* **SET EXERCISE**
How many of the lines below include "主要原因是本单位"? Give the number and no other words.

— begin DATA LINES —

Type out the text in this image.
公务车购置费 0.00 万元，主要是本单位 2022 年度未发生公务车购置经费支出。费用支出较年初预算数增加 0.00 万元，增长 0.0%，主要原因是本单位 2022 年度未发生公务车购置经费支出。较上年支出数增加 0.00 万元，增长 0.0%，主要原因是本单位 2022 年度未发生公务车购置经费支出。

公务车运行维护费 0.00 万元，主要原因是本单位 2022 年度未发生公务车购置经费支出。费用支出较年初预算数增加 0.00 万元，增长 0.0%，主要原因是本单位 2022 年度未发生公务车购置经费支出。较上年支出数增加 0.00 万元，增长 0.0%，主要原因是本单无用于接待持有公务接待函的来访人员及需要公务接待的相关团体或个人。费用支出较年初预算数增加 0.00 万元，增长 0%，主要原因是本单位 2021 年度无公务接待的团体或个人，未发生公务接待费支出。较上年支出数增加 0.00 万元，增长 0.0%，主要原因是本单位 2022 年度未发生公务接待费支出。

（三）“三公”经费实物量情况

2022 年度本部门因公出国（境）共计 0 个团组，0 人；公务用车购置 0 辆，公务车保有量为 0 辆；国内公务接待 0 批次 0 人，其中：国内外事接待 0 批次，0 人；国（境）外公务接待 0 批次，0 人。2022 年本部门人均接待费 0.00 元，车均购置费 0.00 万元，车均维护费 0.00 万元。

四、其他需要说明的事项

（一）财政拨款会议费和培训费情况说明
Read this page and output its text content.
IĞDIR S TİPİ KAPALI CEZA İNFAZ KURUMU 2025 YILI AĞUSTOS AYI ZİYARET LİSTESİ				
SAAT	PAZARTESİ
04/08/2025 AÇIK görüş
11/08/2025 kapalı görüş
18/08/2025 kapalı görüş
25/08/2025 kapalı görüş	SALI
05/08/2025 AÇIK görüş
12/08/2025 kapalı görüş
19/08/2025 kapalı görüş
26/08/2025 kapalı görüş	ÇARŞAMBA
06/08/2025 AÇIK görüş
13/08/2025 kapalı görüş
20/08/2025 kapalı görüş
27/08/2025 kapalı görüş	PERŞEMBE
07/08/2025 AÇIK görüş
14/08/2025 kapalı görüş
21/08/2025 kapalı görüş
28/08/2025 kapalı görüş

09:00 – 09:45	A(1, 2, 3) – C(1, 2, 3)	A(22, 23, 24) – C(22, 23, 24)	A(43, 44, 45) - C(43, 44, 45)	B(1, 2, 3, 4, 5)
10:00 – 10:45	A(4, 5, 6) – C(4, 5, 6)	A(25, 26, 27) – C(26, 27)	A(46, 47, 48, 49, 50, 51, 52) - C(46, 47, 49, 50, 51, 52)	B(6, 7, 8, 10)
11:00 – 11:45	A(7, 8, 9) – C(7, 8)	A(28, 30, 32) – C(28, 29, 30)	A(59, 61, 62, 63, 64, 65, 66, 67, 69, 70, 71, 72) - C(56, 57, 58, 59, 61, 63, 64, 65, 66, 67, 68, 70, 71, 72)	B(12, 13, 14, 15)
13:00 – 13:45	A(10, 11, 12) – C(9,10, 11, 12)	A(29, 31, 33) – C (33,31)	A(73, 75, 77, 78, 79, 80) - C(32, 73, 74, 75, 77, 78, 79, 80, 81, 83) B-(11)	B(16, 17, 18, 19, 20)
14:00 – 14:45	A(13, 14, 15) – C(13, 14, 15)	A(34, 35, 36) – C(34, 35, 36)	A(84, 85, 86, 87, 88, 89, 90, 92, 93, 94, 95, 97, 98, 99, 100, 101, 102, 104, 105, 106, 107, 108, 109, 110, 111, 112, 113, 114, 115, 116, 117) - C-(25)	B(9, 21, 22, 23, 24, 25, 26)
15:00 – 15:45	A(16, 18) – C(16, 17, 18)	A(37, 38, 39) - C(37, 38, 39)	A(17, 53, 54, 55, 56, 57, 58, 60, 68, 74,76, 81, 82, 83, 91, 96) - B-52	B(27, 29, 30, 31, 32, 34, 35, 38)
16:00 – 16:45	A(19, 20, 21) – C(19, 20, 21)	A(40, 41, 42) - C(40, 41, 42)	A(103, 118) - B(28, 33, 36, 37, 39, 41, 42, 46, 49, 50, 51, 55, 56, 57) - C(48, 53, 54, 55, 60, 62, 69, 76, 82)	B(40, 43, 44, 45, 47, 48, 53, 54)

— end DATA LINES —

* **SOLUTION**
2